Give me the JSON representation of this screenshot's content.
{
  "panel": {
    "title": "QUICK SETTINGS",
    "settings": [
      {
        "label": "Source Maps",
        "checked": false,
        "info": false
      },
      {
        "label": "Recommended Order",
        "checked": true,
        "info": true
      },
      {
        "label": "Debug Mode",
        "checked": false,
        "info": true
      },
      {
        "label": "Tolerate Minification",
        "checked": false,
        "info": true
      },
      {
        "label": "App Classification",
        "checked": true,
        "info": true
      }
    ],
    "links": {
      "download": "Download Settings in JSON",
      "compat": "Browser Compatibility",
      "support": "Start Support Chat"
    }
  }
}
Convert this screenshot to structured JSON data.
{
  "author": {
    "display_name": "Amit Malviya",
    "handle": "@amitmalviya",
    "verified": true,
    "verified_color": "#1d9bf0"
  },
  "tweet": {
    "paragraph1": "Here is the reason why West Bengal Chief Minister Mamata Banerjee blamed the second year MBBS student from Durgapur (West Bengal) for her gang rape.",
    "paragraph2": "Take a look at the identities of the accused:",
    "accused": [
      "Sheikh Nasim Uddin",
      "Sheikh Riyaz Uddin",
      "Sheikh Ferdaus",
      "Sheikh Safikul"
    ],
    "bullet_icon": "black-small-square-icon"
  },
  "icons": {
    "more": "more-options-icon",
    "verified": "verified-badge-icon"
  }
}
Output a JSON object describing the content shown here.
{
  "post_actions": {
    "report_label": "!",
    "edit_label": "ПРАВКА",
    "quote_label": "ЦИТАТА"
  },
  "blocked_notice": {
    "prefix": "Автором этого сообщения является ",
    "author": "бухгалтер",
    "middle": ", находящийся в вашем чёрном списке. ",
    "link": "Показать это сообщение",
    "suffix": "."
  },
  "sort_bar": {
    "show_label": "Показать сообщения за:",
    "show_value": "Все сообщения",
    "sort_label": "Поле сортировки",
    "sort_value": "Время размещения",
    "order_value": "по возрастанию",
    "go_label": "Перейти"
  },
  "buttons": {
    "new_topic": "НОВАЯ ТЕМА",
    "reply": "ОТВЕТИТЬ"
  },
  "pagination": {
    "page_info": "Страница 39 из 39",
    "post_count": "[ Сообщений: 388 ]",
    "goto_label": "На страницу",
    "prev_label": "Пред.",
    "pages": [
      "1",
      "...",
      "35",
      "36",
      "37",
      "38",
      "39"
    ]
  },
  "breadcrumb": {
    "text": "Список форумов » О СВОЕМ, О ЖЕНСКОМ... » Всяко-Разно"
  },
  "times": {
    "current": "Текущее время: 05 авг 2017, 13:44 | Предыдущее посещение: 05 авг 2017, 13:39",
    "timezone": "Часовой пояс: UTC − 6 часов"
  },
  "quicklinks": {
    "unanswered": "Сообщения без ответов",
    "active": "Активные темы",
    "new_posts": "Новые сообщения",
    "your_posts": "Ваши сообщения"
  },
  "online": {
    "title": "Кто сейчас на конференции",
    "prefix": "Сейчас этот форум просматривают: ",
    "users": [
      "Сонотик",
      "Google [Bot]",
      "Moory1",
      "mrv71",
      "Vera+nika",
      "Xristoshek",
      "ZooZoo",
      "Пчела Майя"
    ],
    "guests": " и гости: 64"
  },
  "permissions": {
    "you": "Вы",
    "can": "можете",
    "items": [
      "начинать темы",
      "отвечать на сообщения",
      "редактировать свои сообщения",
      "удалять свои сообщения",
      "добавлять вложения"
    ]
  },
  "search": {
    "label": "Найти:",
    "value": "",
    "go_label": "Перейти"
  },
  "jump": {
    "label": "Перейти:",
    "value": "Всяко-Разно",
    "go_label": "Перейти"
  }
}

# # # # #

TASK STATEMENT >> Your task is to quote all of the data word for word.

COMPLETED EXERCISE >>
Give me the JSON representation of this screenshot's content.
{
  "panel": {
    "title": "QUICK SETTINGS",
    "settings": [
      {
        "label": "Source Maps",
        "checked": false,
        "info": false
      },
      {
        "label": "Recommended Order",
        "checked": true,
        "info": true
      },
      {
        "label": "Debug Mode",
        "checked": false,
        "info": true
      },
      {
        "label": "Tolerate Minification",
        "checked": false,
        "info": true
      },
      {
        "label": "App Classification",
        "checked": true,
        "info": true
      }
    ],
    "links": {
      "download": "Download Settings in JSON",
      "compat": "Browser Compatibility",
      "support": "Start Support Chat"
    }
  }
}
Convert this screenshot to structured JSON data.
{
  "author": {
    "display_name": "Amit Malviya",
    "handle": "@amitmalviya",
    "verified": true,
    "verified_color": "#1d9bf0"
  },
  "tweet": {
    "paragraph1": "Here is the reason why West Bengal Chief Minister Mamata Banerjee blamed the second year MBBS student from Durgapur (West Bengal) for her gang rape.",
    "paragraph2": "Take a look at the identities of the accused:",
    "accused": [
      "Sheikh Nasim Uddin",
      "Sheikh Riyaz Uddin",
      "Sheikh Ferdaus",
      "Sheikh Safikul"
    ],
    "bullet_icon": "black-small-square-icon"
  },
  "icons": {
    "more": "more-options-icon",
    "verified": "verified-badge-icon"
  }
}
Output a JSON object describing the content shown here.
{
  "post_actions": {
    "report_label": "!",
    "edit_label": "ПРАВКА",
    "quote_label": "ЦИТАТА"
  },
  "blocked_notice": {
    "prefix": "Автором этого сообщения является ",
    "author": "бухгалтер",
    "middle": ", находящийся в вашем чёрном списке. ",
    "link": "Показать это сообщение",
    "suffix": "."
  },
  "sort_bar": {
    "show_label": "Показать сообщения за:",
    "show_value": "Все сообщения",
    "sort_label": "Поле сортировки",
    "sort_value": "Время размещения",
    "order_value": "по возрастанию",
    "go_label": "Перейти"
  },
  "buttons": {
    "new_topic": "НОВАЯ ТЕМА",
    "reply": "ОТВЕТИТЬ"
  },
  "pagination": {
    "page_info": "Страница 39 из 39",
    "post_count": "[ Сообщений: 388 ]",
    "goto_label": "На страницу",
    "prev_label": "Пред.",
    "pages": [
      "1",
      "...",
      "35",
      "36",
      "37",
      "38",
      "39"
    ]
  },
  "breadcrumb": {
    "text": "Список форумов » О СВОЕМ, О ЖЕНСКОМ... » Всяко-Разно"
  },
  "times": {
    "current": "Текущее время: 05 авг 2017, 13:44 | Предыдущее посещение: 05 авг 2017, 13:39",
    "timezone": "Часовой пояс: UTC − 6 часов"
  },
  "quicklinks": {
    "unanswered": "Сообщения без ответов",
    "active": "Активные темы",
    "new_posts": "Новые сообщения",
    "your_posts": "Ваши сообщения"
  },
  "online": {
    "title": "Кто сейчас на конференции",
    "prefix": "Сейчас этот форум просматривают: ",
    "users": [
      "Сонотик",
      "Google [Bot]",
      "Moory1",
      "mrv71",
      "Vera+nika",
      "Xristoshek",
      "ZooZoo",
      "Пчела Майя"
    ],
    "guests": " и гости: 64"
  },
  "permissions": {
    "you": "Вы",
    "can": "можете",
    "items": [
      "начинать темы",
      "отвечать на сообщения",
      "редактировать свои сообщения",
      "удалять свои сообщения",
      "добавлять вложения"
    ]
  },
  "search": {
    "label": "Найти:",
    "value": "",
    "go_label": "Перейти"
  },
  "jump": {
    "label": "Перейти:",
    "value": "Всяко-Разно",
    "go_label": "Перейти"
  }
}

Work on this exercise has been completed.